Print the data below line for line with no changes, leaving out the pictures.

[Layout dataset entries]
>>>>
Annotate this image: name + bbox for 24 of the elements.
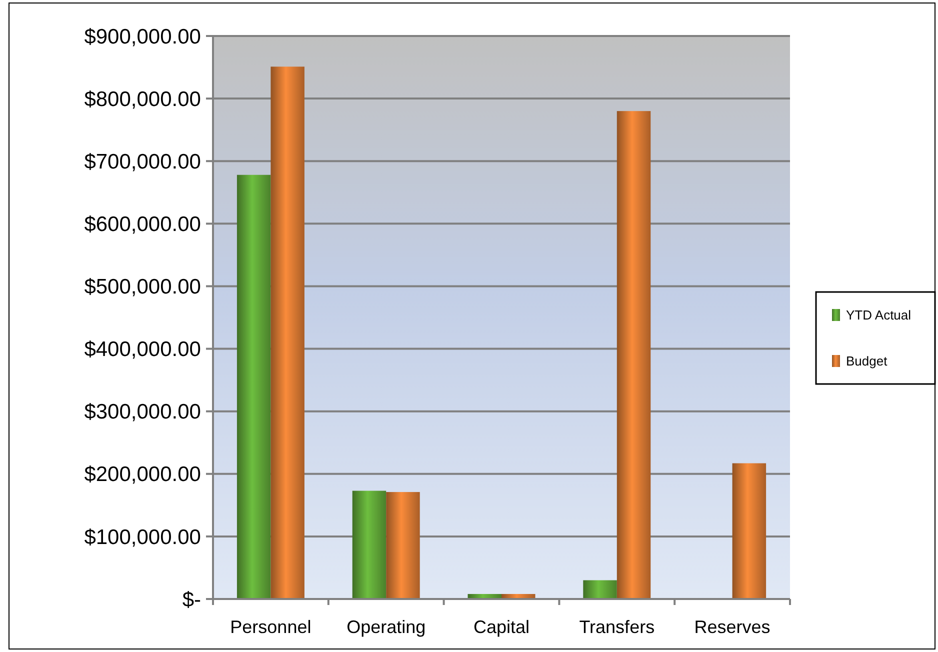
bar — [386, 492, 420, 599]
y-tick-label: $100,000.00 — [84, 526, 201, 549]
legend-label: Budget — [846, 354, 888, 369]
y-tick-label: $400,000.00 — [84, 338, 201, 362]
y-tick-label: $600,000.00 — [84, 213, 201, 236]
legend-label: YTD Actual — [846, 308, 912, 323]
x-tick-label: Reserves — [694, 617, 770, 637]
y-tick-label: $900,000.00 — [84, 25, 201, 48]
x-tick-label: Transfers — [579, 617, 655, 637]
x-tick-label: Operating — [346, 617, 426, 637]
bar — [732, 463, 766, 599]
y-tick-label: $300,000.00 — [84, 400, 201, 424]
bar — [352, 490, 386, 599]
x-tick-label: Personnel — [230, 617, 312, 637]
y-tick-label: $700,000.00 — [84, 150, 201, 174]
bar — [236, 174, 271, 599]
bar — [616, 111, 651, 599]
bar — [583, 580, 617, 599]
y-tick-label: $800,000.00 — [84, 88, 201, 111]
y-tick-label: $- — [182, 588, 201, 612]
y-tick-label: $500,000.00 — [84, 276, 201, 299]
y-tick-label: $200,000.00 — [84, 463, 201, 486]
x-tick-label: Capital — [473, 617, 530, 637]
bar — [270, 66, 304, 599]
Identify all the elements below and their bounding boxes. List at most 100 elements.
<<<<
Problem solution =>
Annotate this image: name + bbox for 24 of the elements.
bar — [386, 492, 420, 599]
y-tick-label: $100,000.00 — [84, 526, 201, 549]
legend-label: Budget — [846, 354, 888, 369]
y-tick-label: $400,000.00 — [84, 338, 201, 362]
y-tick-label: $600,000.00 — [84, 213, 201, 236]
legend-label: YTD Actual — [846, 308, 912, 323]
x-tick-label: Reserves — [694, 617, 770, 637]
y-tick-label: $900,000.00 — [84, 25, 201, 48]
x-tick-label: Transfers — [579, 617, 655, 637]
x-tick-label: Operating — [346, 617, 426, 637]
bar — [732, 463, 766, 599]
y-tick-label: $300,000.00 — [84, 400, 201, 424]
bar — [352, 490, 386, 599]
x-tick-label: Personnel — [230, 617, 312, 637]
y-tick-label: $700,000.00 — [84, 150, 201, 174]
bar — [236, 174, 271, 599]
bar — [616, 111, 651, 599]
bar — [583, 580, 617, 599]
y-tick-label: $800,000.00 — [84, 88, 201, 111]
y-tick-label: $- — [182, 588, 201, 612]
y-tick-label: $500,000.00 — [84, 276, 201, 299]
y-tick-label: $200,000.00 — [84, 463, 201, 486]
x-tick-label: Capital — [473, 617, 530, 637]
bar — [270, 66, 304, 599]
Identify all the elements below and their bounding boxes. List at most 100 elements.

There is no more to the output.